* _RECORDED DATA_
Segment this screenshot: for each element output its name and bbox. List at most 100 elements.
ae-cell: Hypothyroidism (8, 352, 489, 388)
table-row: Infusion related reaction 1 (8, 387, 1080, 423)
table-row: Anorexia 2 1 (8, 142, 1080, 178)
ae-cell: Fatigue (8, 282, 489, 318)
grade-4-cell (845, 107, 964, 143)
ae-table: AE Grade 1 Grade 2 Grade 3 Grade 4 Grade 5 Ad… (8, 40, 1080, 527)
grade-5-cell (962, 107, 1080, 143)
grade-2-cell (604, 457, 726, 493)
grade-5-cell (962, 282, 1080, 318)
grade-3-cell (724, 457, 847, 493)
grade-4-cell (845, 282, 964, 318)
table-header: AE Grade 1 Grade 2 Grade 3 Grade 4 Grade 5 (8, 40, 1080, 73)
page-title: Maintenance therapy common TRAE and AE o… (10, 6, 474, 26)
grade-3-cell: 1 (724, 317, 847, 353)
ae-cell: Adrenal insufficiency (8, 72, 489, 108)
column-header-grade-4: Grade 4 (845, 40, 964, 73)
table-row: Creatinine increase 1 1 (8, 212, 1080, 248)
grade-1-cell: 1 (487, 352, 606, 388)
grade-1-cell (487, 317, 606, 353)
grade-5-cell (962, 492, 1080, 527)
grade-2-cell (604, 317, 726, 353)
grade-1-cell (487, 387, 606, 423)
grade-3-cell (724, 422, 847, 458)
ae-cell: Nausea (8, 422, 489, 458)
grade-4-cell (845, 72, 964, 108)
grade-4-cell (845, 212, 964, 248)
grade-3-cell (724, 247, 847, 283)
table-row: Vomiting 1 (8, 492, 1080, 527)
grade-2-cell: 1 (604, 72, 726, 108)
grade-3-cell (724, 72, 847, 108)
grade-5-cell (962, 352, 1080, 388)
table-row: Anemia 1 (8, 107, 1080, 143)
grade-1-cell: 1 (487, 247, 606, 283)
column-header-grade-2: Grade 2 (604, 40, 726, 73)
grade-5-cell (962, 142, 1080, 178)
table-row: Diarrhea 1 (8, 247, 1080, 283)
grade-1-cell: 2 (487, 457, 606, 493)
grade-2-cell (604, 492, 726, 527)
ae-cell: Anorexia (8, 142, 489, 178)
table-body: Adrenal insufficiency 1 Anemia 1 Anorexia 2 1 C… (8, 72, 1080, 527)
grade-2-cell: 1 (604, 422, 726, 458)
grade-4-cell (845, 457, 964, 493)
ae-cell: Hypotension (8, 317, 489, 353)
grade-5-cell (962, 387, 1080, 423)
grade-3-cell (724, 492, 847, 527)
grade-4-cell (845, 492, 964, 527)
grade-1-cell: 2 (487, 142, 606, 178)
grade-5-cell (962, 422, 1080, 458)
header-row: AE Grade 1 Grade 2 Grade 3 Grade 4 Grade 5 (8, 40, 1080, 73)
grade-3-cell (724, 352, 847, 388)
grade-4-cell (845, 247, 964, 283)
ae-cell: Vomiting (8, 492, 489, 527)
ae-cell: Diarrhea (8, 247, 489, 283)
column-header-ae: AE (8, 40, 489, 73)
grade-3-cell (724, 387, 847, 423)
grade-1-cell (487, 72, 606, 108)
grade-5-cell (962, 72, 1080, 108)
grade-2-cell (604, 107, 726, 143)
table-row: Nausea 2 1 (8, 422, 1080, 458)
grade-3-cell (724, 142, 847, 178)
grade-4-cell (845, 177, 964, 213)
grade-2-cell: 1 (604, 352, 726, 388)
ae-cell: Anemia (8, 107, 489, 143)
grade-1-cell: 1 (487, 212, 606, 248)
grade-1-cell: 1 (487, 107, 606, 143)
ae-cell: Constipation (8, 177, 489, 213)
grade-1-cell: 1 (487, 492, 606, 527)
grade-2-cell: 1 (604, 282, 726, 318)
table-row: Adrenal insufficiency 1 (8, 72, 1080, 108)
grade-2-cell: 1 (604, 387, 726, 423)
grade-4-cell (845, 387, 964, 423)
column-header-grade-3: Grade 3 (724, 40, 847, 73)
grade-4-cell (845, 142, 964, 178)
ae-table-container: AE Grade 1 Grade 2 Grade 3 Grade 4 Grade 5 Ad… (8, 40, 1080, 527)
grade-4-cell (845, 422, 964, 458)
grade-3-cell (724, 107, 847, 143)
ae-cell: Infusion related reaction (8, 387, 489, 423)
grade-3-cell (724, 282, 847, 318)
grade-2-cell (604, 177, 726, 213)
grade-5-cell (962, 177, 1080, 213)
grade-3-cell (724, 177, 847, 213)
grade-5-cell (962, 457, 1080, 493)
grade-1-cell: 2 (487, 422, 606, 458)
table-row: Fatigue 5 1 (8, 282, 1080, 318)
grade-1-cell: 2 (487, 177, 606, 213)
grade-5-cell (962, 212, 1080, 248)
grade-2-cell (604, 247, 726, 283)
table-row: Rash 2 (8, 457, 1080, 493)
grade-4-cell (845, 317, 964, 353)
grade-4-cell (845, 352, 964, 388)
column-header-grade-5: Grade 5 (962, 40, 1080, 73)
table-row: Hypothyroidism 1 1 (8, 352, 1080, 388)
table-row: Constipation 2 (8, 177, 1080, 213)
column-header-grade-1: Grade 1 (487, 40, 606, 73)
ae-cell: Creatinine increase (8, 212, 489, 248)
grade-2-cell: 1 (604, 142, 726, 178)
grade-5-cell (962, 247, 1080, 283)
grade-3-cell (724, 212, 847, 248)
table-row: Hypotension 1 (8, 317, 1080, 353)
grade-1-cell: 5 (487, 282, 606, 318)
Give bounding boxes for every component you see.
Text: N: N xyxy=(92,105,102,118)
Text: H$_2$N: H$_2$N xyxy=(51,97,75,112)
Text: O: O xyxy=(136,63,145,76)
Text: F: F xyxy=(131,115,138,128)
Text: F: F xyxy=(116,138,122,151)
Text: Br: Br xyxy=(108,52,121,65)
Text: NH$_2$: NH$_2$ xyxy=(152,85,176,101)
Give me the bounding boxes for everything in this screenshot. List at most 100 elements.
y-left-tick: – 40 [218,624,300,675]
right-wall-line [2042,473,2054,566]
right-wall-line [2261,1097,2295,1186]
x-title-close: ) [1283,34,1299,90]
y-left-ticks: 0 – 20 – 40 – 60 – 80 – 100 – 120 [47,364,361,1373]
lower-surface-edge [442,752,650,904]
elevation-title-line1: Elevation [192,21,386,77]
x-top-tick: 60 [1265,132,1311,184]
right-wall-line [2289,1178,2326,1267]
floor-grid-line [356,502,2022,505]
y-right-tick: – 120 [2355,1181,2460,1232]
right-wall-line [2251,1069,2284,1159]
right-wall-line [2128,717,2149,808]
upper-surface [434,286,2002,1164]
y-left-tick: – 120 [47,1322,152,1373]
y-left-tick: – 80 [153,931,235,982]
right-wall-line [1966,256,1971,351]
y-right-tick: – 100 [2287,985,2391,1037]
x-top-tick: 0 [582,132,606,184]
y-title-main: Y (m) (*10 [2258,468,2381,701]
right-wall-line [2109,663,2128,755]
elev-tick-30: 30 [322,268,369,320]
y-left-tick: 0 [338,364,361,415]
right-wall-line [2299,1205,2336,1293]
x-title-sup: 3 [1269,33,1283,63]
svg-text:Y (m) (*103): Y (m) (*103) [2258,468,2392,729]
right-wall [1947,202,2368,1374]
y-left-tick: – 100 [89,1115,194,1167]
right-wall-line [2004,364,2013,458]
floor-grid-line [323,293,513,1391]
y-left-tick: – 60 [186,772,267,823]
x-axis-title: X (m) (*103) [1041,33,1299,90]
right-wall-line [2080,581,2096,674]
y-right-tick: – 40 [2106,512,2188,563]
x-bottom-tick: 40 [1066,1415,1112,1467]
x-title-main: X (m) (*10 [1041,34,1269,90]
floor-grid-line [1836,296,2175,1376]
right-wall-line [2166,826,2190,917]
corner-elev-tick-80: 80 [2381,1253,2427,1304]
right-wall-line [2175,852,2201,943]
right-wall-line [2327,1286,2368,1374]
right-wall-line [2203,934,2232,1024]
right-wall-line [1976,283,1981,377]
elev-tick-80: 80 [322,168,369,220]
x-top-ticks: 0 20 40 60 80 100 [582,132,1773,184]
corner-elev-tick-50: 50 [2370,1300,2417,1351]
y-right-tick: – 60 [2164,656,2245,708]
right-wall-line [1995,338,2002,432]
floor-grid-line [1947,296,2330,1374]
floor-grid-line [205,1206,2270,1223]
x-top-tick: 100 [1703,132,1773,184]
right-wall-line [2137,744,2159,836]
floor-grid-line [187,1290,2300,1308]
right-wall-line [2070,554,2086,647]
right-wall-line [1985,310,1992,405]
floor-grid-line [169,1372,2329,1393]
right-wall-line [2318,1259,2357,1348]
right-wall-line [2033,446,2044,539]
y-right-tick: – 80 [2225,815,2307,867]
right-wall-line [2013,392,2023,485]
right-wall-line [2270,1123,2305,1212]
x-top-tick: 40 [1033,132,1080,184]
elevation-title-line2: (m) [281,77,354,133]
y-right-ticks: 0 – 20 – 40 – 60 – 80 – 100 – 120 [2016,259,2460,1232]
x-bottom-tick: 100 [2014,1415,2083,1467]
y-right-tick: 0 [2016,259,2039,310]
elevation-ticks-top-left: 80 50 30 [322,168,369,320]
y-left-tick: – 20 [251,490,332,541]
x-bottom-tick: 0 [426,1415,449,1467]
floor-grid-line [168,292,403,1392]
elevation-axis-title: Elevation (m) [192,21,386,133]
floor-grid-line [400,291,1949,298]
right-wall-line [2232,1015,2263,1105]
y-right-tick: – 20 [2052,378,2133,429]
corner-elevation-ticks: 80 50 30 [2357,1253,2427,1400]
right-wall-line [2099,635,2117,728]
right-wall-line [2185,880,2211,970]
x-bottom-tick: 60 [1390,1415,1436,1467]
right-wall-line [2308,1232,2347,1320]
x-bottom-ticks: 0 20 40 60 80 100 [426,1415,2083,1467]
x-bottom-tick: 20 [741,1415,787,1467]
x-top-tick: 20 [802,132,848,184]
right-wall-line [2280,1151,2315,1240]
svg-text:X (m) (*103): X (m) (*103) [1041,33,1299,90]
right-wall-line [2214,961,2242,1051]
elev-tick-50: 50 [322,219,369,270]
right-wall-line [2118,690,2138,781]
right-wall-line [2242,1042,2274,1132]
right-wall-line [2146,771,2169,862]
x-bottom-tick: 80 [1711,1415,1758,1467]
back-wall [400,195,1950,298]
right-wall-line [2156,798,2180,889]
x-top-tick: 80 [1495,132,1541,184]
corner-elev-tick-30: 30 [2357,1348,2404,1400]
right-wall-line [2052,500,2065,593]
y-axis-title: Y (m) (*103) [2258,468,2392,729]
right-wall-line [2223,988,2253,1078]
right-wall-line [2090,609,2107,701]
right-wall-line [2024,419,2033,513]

* _WHAT YOU HAVE TO DO_
Repeat the records from the start through the line containing "grade-4-cell (845, 282, 964, 318)", swapping "Fatigue" for "Asthenia" and changing nothing else. Give only those lines.

* _ANSWER IN FULL_
Segment this screenshot: for each element output its name and bbox. List at most 100 elements.
ae-cell: Hypothyroidism (8, 352, 489, 388)
table-row: Infusion related reaction 1 (8, 387, 1080, 423)
table-row: Anorexia 2 1 (8, 142, 1080, 178)
ae-cell: Asthenia (8, 282, 489, 318)
grade-4-cell (845, 107, 964, 143)
ae-table: AE Grade 1 Grade 2 Grade 3 Grade 4 Grade 5 Ad… (8, 40, 1080, 527)
grade-5-cell (962, 107, 1080, 143)
grade-2-cell (604, 457, 726, 493)
grade-5-cell (962, 282, 1080, 318)
grade-3-cell (724, 457, 847, 493)
grade-4-cell (845, 282, 964, 318)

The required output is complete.